[BEGIN Records for the exercise]
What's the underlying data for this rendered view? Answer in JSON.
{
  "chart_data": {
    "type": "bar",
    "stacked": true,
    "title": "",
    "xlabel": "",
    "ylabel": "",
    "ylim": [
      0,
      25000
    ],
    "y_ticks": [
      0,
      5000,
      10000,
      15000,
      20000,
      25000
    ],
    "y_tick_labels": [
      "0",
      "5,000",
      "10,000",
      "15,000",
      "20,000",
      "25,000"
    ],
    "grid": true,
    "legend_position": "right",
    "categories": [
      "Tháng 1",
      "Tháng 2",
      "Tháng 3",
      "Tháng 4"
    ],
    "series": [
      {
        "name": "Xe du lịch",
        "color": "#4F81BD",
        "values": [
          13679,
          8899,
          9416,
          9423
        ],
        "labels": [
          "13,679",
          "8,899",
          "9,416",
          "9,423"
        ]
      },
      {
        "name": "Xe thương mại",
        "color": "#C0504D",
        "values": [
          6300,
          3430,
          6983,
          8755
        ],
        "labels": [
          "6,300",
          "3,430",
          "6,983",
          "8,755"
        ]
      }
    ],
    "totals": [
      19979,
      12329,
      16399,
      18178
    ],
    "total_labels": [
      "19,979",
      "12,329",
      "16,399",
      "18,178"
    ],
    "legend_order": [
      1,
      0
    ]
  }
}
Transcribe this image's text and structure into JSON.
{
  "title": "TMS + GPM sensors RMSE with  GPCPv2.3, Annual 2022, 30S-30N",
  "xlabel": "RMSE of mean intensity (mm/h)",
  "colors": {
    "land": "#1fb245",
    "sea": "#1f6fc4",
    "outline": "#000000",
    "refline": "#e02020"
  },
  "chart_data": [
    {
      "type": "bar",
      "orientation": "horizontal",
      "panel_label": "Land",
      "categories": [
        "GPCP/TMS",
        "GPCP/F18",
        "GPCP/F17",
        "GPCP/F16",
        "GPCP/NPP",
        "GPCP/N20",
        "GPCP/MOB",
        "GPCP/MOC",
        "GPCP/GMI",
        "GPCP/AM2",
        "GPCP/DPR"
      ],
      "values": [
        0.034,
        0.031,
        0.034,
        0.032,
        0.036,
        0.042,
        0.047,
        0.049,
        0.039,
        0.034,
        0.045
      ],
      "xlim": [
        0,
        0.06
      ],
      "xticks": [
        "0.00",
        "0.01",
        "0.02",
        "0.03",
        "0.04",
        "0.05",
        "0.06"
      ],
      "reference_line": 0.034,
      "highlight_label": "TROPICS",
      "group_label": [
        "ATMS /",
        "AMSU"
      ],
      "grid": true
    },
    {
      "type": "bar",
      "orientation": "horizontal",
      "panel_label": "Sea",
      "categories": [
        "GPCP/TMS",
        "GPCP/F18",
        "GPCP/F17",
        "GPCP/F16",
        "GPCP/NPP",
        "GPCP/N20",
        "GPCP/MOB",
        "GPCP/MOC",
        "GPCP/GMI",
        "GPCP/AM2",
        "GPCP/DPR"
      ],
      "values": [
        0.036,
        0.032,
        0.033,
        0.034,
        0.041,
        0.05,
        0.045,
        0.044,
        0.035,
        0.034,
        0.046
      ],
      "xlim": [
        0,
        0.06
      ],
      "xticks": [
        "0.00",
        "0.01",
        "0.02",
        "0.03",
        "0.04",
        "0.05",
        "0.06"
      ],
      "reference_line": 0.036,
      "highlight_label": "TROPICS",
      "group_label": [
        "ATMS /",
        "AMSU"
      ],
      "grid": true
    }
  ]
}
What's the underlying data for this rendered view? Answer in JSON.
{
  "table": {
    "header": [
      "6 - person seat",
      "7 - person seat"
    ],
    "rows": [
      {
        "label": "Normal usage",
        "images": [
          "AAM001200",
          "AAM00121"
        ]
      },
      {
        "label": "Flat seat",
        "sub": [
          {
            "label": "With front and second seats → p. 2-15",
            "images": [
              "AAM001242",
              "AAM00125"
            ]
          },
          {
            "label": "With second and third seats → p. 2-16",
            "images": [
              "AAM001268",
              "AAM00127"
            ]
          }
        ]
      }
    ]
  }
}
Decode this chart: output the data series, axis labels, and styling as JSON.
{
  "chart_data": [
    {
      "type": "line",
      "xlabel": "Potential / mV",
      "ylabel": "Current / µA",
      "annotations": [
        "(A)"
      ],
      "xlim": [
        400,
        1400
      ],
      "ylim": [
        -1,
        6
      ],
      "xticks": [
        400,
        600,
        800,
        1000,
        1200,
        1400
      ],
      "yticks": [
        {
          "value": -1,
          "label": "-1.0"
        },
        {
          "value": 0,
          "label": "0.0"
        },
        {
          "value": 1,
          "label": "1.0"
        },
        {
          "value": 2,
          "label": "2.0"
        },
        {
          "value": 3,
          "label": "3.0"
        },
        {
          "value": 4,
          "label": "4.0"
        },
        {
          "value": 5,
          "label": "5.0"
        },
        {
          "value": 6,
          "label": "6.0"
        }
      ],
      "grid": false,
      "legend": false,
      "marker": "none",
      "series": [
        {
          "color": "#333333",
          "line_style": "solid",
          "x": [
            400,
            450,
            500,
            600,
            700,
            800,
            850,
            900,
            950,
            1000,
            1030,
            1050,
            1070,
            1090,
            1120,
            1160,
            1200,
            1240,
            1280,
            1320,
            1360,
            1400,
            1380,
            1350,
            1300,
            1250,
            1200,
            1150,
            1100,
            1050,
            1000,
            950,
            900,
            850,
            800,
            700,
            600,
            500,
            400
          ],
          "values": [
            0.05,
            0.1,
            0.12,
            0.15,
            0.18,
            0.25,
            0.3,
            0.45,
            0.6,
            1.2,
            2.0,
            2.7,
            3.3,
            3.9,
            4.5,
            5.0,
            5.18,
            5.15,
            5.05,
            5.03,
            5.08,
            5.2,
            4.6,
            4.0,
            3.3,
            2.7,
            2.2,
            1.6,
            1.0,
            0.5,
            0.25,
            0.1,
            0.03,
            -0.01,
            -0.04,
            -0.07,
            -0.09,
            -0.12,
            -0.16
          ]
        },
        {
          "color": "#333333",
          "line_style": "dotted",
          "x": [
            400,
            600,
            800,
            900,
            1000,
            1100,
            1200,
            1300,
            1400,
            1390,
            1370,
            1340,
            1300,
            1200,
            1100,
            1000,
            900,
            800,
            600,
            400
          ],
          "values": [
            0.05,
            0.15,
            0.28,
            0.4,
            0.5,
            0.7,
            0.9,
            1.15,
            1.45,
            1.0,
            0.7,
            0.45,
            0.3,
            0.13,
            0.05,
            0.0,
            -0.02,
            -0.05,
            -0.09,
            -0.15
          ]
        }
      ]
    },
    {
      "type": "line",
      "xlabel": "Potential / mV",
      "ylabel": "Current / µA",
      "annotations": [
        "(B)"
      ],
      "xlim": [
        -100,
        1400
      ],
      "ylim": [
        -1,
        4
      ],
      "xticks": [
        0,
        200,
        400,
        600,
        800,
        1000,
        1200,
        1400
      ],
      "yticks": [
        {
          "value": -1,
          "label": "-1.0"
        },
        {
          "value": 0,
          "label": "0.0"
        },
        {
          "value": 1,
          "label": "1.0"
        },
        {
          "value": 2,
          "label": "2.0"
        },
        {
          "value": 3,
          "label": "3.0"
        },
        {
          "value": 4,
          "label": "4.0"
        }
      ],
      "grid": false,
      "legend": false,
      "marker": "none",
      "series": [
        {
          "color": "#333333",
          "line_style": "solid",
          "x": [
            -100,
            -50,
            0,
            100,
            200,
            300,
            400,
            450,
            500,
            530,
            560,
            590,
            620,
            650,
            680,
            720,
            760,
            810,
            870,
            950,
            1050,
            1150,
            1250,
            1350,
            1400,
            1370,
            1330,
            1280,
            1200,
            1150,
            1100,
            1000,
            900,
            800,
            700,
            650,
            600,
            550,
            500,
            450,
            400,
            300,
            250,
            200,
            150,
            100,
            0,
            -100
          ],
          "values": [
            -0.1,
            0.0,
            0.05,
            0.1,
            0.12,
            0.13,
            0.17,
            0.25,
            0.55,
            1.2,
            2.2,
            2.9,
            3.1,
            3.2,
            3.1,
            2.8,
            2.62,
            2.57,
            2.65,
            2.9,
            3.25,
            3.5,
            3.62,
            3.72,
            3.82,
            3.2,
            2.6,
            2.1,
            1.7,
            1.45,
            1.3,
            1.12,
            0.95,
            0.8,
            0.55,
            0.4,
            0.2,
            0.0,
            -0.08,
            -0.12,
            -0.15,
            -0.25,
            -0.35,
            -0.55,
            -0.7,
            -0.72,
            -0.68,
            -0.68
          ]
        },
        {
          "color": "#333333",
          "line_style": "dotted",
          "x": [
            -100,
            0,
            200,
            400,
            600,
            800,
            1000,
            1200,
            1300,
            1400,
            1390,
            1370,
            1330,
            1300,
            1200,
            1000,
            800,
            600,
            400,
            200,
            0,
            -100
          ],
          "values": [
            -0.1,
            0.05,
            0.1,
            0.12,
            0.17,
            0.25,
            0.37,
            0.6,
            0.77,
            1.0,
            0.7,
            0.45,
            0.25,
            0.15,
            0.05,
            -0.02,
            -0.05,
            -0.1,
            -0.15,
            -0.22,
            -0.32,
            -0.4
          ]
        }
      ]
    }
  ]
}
[END Records for the exercise]
_Task goal_.
Show the lines of the records that contain the word "seats".

_The reply_.
            "label": "With front and second seats → p. 2-15",
            "label": "With second and third seats → p. 2-16",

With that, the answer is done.